Entries taken from a collection

★ ★ ★ ★ ★

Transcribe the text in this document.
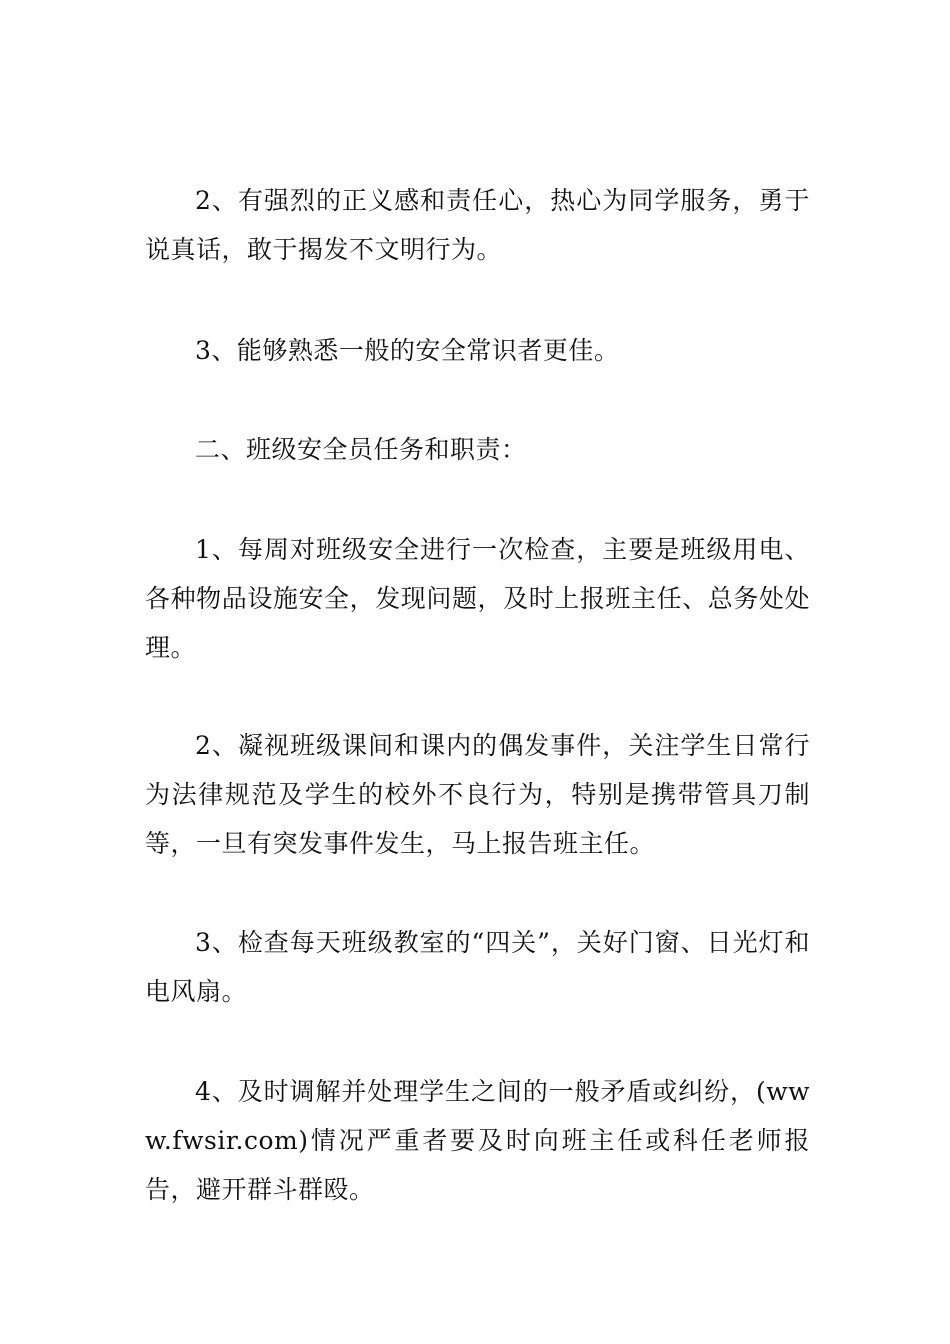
2、有强烈的正义感和责任心，热心为同学服务，勇于说真话，敢于揭发不文明行为。

3、能够熟悉一般的安全常识者更佳。

二、班级安全员任务和职责：

1、每周对班级安全进行一次检查，主要是班级用电、各种物品设施安全，发现问题，及时上报班主任、总务处处理。

2、凝视班级课间和课内的偶发事件，关注学生日常行为法律规范及学生的校外不良行为，特别是携带管具刀制等，一旦有突发事件发生，马上报告班主任。

3、检查每天班级教室的“四关”，关好门窗、日光灯和电风扇。

4、及时调解并处理学生之间的一般矛盾或纠纷，(www.fwsir.com)情况严重者要及时向班主任或科任老师报告，避开群斗群殴。
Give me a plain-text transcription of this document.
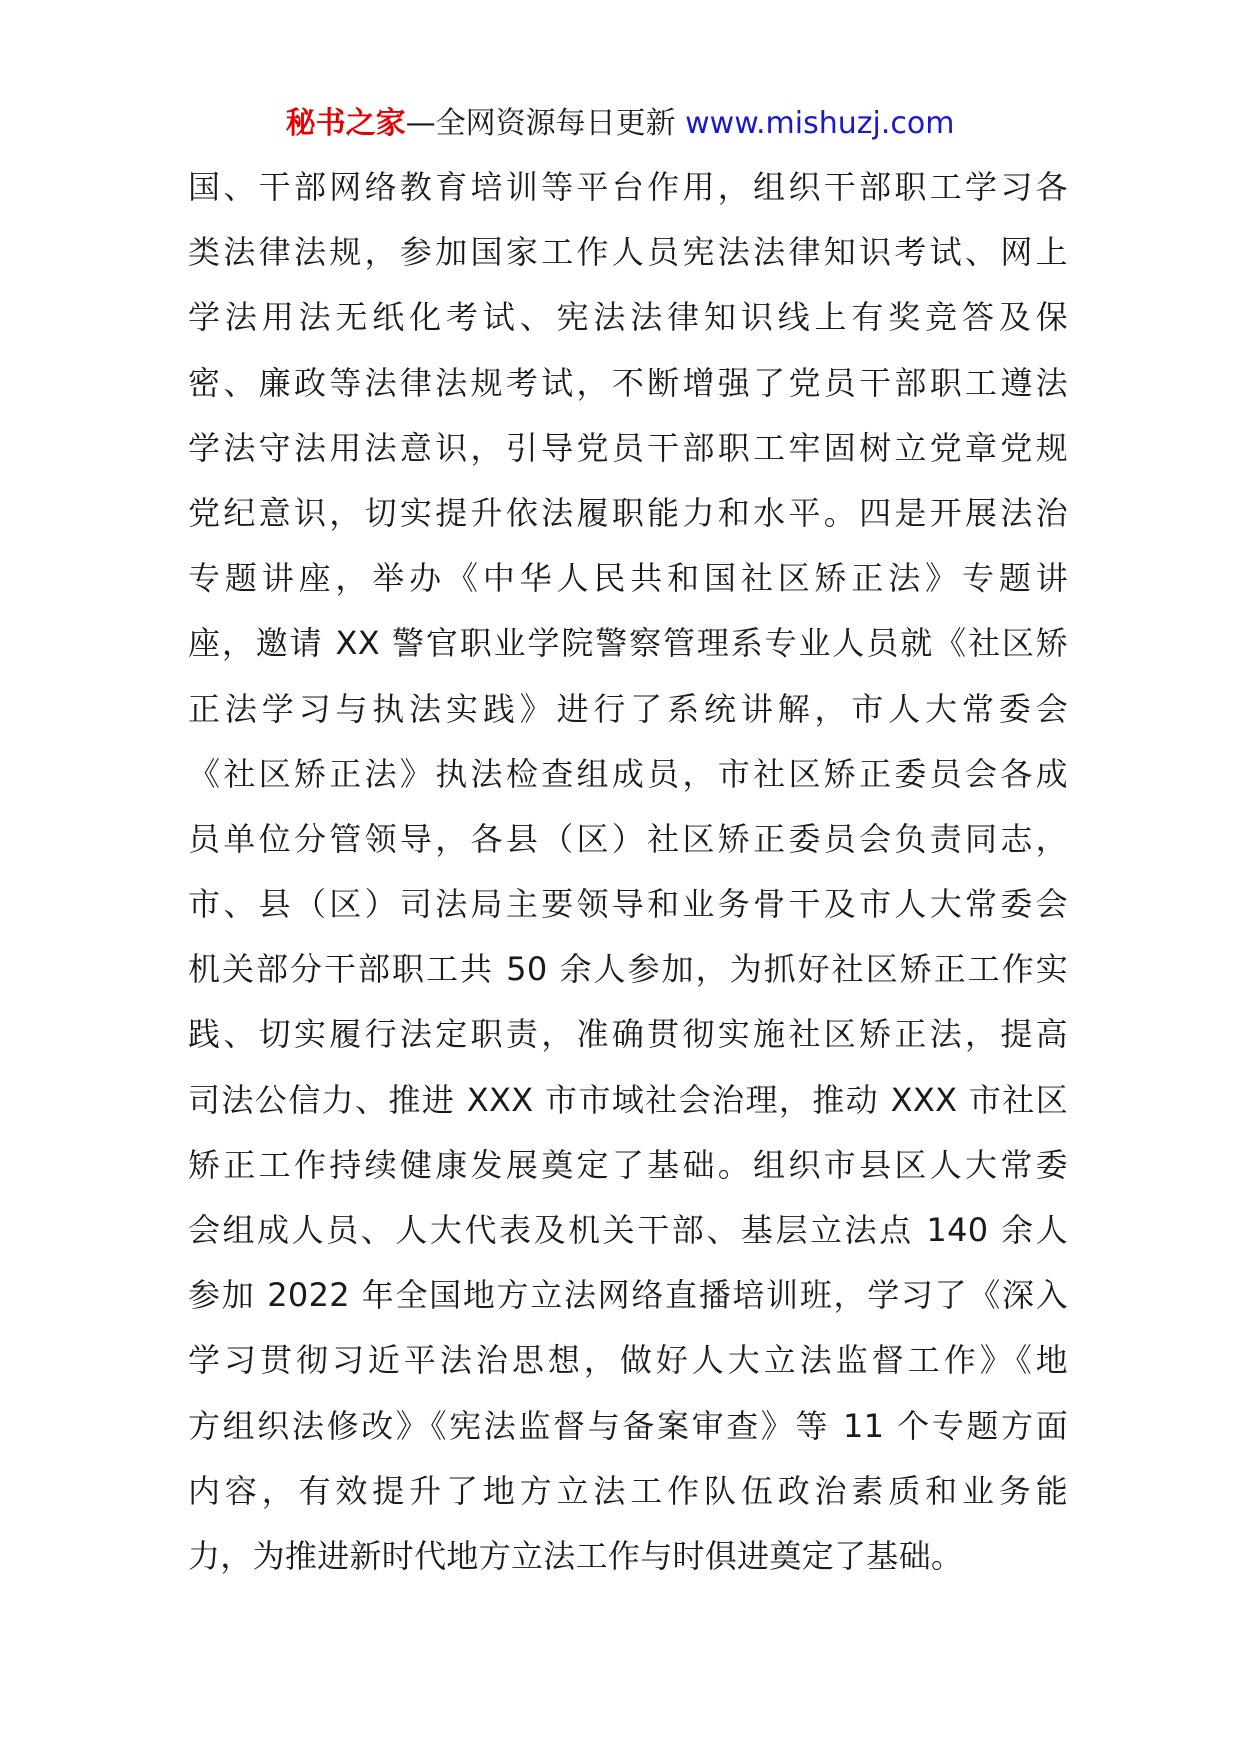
秘书之家—全网资源每日更新 www.mishuzj.com
国、干部网络教育培训等平台作用，组织干部职工学习各
类法律法规，参加国家工作人员宪法法律知识考试、网上
学法用法无纸化考试、宪法法律知识线上有奖竞答及保
密、廉政等法律法规考试，不断增强了党员干部职工遵法
学法守法用法意识，引导党员干部职工牢固树立党章党规
党纪意识，切实提升依法履职能力和水平。四是开展法治
专题讲座，举办《中华人民共和国社区矫正法》专题讲
座，邀请 XX 警官职业学院警察管理系专业人员就《社区矫
正法学习与执法实践》进行了系统讲解，市人大常委会
《社区矫正法》执法检查组成员，市社区矫正委员会各成
员单位分管领导，各县（区）社区矫正委员会负责同志，
市、县（区）司法局主要领导和业务骨干及市人大常委会
机关部分干部职工共 50 余人参加，为抓好社区矫正工作实
践、切实履行法定职责，准确贯彻实施社区矫正法，提高
司法公信力、推进 XXX 市市域社会治理，推动 XXX 市社区
矫正工作持续健康发展奠定了基础。组织市县区人大常委
会组成人员、人大代表及机关干部、基层立法点 140 余人
参加 2022 年全国地方立法网络直播培训班，学习了《深入
学习贯彻习近平法治思想，做好人大立法监督工作》《地
方组织法修改》《宪法监督与备案审查》等 11 个专题方面
内容，有效提升了地方立法工作队伍政治素质和业务能
力，为推进新时代地方立法工作与时俱进奠定了基础。
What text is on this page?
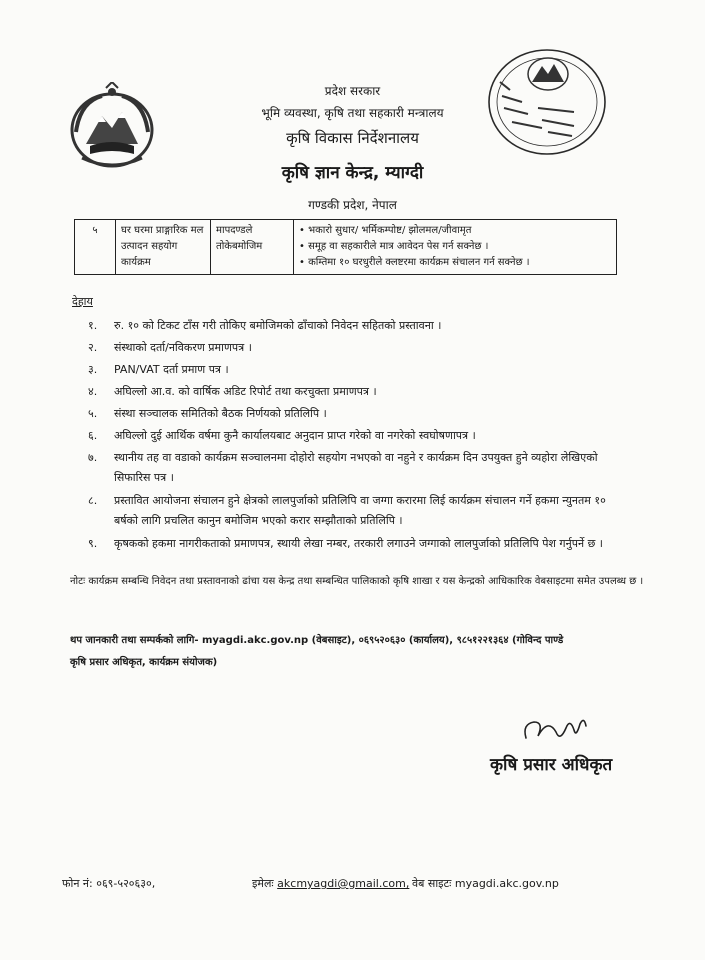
प्रदेश सरकार
भूमि व्यवस्था, कृषि तथा सहकारी मन्त्रालय
कृषि विकास निर्देशनालय
कृषि ज्ञान केन्द्र, म्याग्दी
गण्डकी प्रदेश, नेपाल
५	घर घरमा प्राङ्गारिक मल उत्पादन सहयोग कार्यक्रम	मापदण्डले तोकेबमोजिम	
• भकारो सुधार/ भर्मिकम्पोष्ट/ झोलमल/जीवामृत
• समूह वा सहकारीले मात्र आवेदन पेस गर्न सक्नेछ ।
• कम्तिमा १० घरधुरीले क्लष्टरमा कार्यक्रम संचालन गर्न सक्नेछ ।
देहाय
१. रु. १० को टिकट टाँस गरी तोकिए बमोजिमको ढाँचाको निवेदन सहितको प्रस्तावना ।
२. संस्थाको दर्ता/नविकरण प्रमाणपत्र ।
३. PAN/VAT दर्ता प्रमाण पत्र ।
४. अघिल्लो आ.व. को वार्षिक अडिट रिपोर्ट तथा करचुक्ता प्रमाणपत्र ।
५. संस्था सञ्चालक समितिको बैठक निर्णयको प्रतिलिपि ।
६. अघिल्लो दुई आर्थिक वर्षमा कुनै कार्यालयबाट अनुदान प्राप्त गरेको वा नगरेको स्वघोषणापत्र ।
७. स्थानीय तह वा वडाको कार्यक्रम सञ्चालनमा दोहोरो सहयोग नभएको वा नहुने र कार्यक्रम दिन उपयुक्त हुने व्यहोरा लेखिएको सिफारिस पत्र ।
८. प्रस्तावित आयोजना संचालन हुने क्षेत्रको लालपुर्जाको प्रतिलिपि वा जग्गा करारमा लिई कार्यक्रम संचालन गर्ने हकमा न्युनतम १० बर्षको लागि प्रचलित कानुन बमोजिम भएको करार सम्झौताको प्रतिलिपि ।
९. कृषकको हकमा नागरीकताको प्रमाणपत्र, स्थायी लेखा नम्बर, तरकारी लगाउने जग्गाको लालपुर्जाको प्रतिलिपि पेश गर्नुपर्ने छ ।
नोटः कार्यक्रम सम्बन्धि निवेदन तथा प्रस्तावनाको ढांचा यस केन्द्र तथा सम्बन्धित पालिकाको कृषि शाखा र यस केन्द्रको आधिकारिक वेबसाइटमा समेत उपलब्ध छ ।
थप जानकारी तथा सम्पर्कको लागि- myagdi.akc.gov.np (वेबसाइट), ०६९५२०६३० (कार्यालय), ९८५१२२१३६४ (गोविन्द पाण्डे
कृषि प्रसार अधिकृत, कार्यक्रम संयोजक)
कृषि प्रसार अधिकृत
फोन नं: ०६९-५२०६३०,	इमेलः akcmyagdi@gmail.com, वेब साइटः myagdi.akc.gov.np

★ ★ ★ ★ ★

» STATED TASK: Check each line above for the word "myagdi" and copy the ones that have it.

» FULL ANSWER:
थप जानकारी तथा सम्पर्कको लागि- myagdi.akc.gov.np (वेबसाइट), ०६९५२०६३० (कार्यालय), ९८५१२२१३६४ (गोविन्द पाण्डे
फोन नं: ०६९-५२०६३०,	इमेलः akcmyagdi@gmail.com, वेब साइटः myagdi.akc.gov.np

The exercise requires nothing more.